**EXERCISE PROMPT:** Exclude any images and output the remaining records exactly.

#### PROVIDED INFORMATION ####

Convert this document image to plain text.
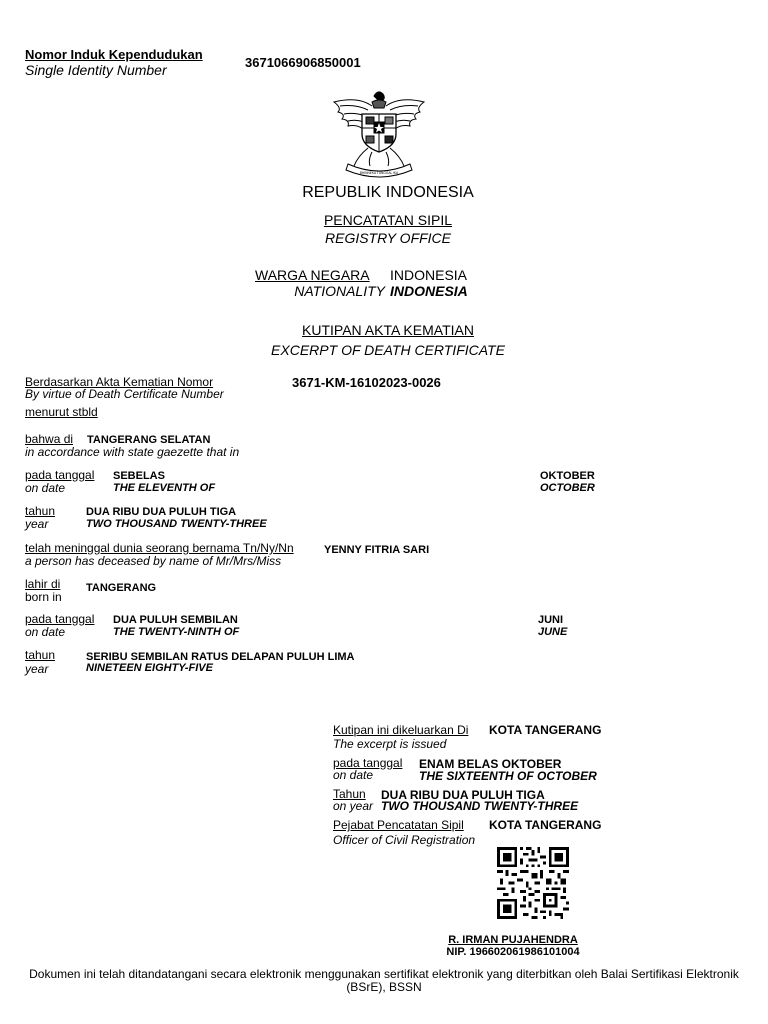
Nomor Induk Kependudukan
Single Identity Number	3671066906850001
BHINNEKA TUNGGAL IKA
REPUBLIK INDONESIA
PENCATATAN SIPIL
REGISTRY OFFICE
WARGA NEGARA INDONESIA
NATIONALITY INDONESIA
KUTIPAN AKTA KEMATIAN
EXCERPT OF DEATH CERTIFICATE
Berdasarkan Akta Kematian Nomor
By virtue of Death Certificate Number
3671-KM-16102023-0026
menurut stbld
bahwa di TANGERANG SELATAN
in accordance with state gaezette that in
pada tanggal
on date
SEBELAS
THE ELEVENTH OF
OKTOBER
OCTOBER
tahun
year
DUA RIBU DUA PULUH TIGA
TWO THOUSAND TWENTY-THREE
telah meninggal dunia seorang bernama Tn/Ny/Nn
a person has deceased by name of Mr/Mrs/Miss
YENNY FITRIA SARI
lahir di
born in
TANGERANG
pada tanggal
on date
DUA PULUH SEMBILAN
THE TWENTY-NINTH OF
JUNI
JUNE
tahun
year
SERIBU SEMBILAN RATUS DELAPAN PULUH LIMA
NINETEEN EIGHTY-FIVE
Kutipan ini dikeluarkan Di
The excerpt is issued
KOTA TANGERANG
pada tanggal
on date
ENAM BELAS OKTOBER
THE SIXTEENTH OF OCTOBER
Tahun
on year
DUA RIBU DUA PULUH TIGA
TWO THOUSAND TWENTY-THREE
Pejabat Pencatatan Sipil
Officer of Civil Registration
KOTA TANGERANG
R. IRMAN PUJAHENDRA
NIP. 196602061986101004
Dokumen ini telah ditandatangani secara elektronik menggunakan sertifikat elektronik yang diterbitkan oleh Balai Sertifikasi Elektronik (BSrE), BSSN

####

**FULL OUTPUT:**
Convert this document image to plain text.
Nomor Induk Kependudukan
Single Identity Number	3671066906850001
BHINNEKA TUNGGAL IKA
REPUBLIK INDONESIA
PENCATATAN SIPIL
REGISTRY OFFICE
WARGA NEGARA INDONESIA
NATIONALITY INDONESIA
KUTIPAN AKTA KEMATIAN
EXCERPT OF DEATH CERTIFICATE
Berdasarkan Akta Kematian Nomor
By virtue of Death Certificate Number
3671-KM-16102023-0026
menurut stbld
bahwa di TANGERANG SELATAN
in accordance with state gaezette that in
pada tanggal
on date
SEBELAS
THE ELEVENTH OF
OKTOBER
OCTOBER
tahun
year
DUA RIBU DUA PULUH TIGA
TWO THOUSAND TWENTY-THREE
telah meninggal dunia seorang bernama Tn/Ny/Nn
a person has deceased by name of Mr/Mrs/Miss
YENNY FITRIA SARI
lahir di
born in
TANGERANG
pada tanggal
on date
DUA PULUH SEMBILAN
THE TWENTY-NINTH OF
JUNI
JUNE
tahun
year
SERIBU SEMBILAN RATUS DELAPAN PULUH LIMA
NINETEEN EIGHTY-FIVE
Kutipan ini dikeluarkan Di
The excerpt is issued
KOTA TANGERANG
pada tanggal
on date
ENAM BELAS OKTOBER
THE SIXTEENTH OF OCTOBER
Tahun
on year
DUA RIBU DUA PULUH TIGA
TWO THOUSAND TWENTY-THREE
Pejabat Pencatatan Sipil
Officer of Civil Registration
KOTA TANGERANG
R. IRMAN PUJAHENDRA
NIP. 196602061986101004
Dokumen ini telah ditandatangani secara elektronik menggunakan sertifikat elektronik yang diterbitkan oleh Balai Sertifikasi Elektronik (BSrE), BSSN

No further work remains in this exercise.